*EXERCISE AIM:*
Which lines hold the string "Pommes"? Copy every one of them.

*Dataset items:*

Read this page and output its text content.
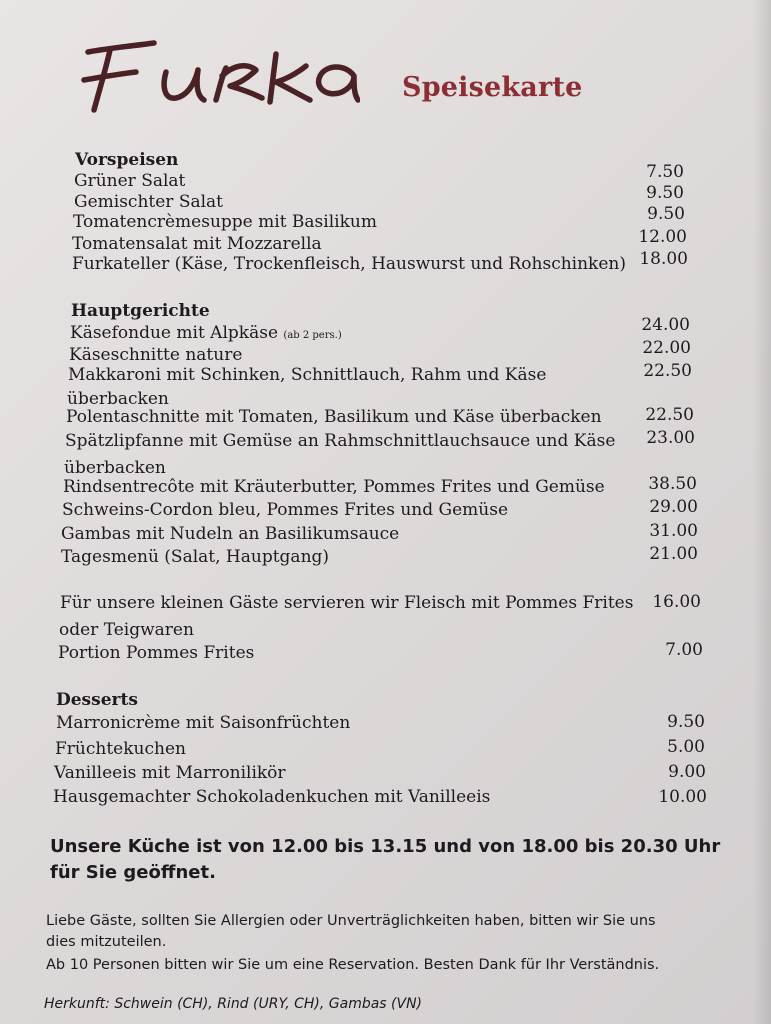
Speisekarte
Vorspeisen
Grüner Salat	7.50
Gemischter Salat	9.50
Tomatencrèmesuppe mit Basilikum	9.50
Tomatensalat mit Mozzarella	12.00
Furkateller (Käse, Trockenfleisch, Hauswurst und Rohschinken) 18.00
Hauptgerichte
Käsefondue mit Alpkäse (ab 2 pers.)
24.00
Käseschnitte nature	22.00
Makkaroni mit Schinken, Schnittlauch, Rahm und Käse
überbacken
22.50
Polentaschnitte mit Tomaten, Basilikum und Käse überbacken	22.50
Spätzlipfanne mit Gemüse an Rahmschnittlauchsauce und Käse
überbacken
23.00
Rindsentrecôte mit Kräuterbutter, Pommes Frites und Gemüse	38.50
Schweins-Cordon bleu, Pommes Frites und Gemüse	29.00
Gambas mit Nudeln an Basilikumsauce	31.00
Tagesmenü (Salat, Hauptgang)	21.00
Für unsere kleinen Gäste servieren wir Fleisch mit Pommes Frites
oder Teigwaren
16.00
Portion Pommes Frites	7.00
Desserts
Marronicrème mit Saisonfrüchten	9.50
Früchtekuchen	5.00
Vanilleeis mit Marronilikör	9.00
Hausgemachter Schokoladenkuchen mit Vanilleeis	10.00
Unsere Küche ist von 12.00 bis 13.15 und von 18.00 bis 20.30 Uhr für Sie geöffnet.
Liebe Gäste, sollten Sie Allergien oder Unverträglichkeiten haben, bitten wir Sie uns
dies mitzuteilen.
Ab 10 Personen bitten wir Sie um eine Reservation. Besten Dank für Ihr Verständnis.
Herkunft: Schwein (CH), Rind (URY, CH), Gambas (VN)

==

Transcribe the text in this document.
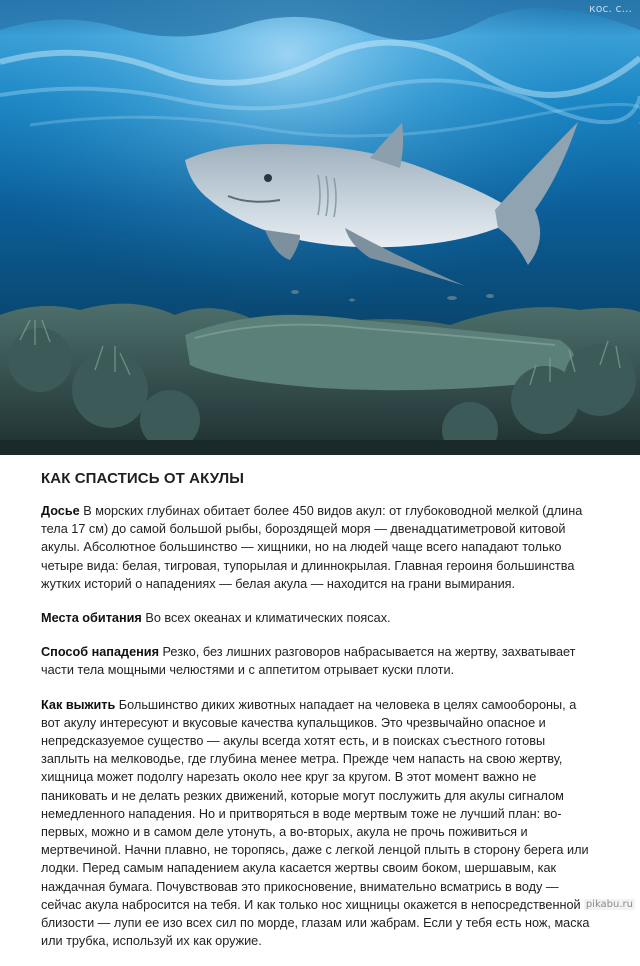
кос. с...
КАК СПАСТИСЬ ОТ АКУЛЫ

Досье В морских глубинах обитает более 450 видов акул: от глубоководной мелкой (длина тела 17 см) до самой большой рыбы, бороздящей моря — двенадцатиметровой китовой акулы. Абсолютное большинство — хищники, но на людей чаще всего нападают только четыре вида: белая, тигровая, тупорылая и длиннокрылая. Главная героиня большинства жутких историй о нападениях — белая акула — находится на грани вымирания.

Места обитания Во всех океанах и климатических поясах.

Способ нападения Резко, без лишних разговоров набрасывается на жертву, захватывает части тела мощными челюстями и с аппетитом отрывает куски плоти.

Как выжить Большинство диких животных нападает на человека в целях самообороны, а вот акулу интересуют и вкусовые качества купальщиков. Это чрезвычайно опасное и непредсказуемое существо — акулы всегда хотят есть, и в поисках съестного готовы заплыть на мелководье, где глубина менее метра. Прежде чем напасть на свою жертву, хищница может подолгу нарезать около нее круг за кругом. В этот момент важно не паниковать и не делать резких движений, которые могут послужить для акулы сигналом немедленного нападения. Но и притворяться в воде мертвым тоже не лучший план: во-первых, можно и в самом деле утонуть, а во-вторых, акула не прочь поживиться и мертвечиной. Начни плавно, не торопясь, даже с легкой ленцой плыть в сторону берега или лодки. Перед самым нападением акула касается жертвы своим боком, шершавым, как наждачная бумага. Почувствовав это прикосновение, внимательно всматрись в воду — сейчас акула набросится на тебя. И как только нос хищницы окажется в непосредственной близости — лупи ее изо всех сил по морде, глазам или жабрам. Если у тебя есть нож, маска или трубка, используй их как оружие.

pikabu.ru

*RESPONSE:*
Rindsentrecôte mit Kräuterbutter, Pommes Frites und Gemüse	38.50
Schweins-Cordon bleu, Pommes Frites und Gemüse	29.00
Für unsere kleinen Gäste servieren wir Fleisch mit Pommes Frites
Portion Pommes Frites	7.00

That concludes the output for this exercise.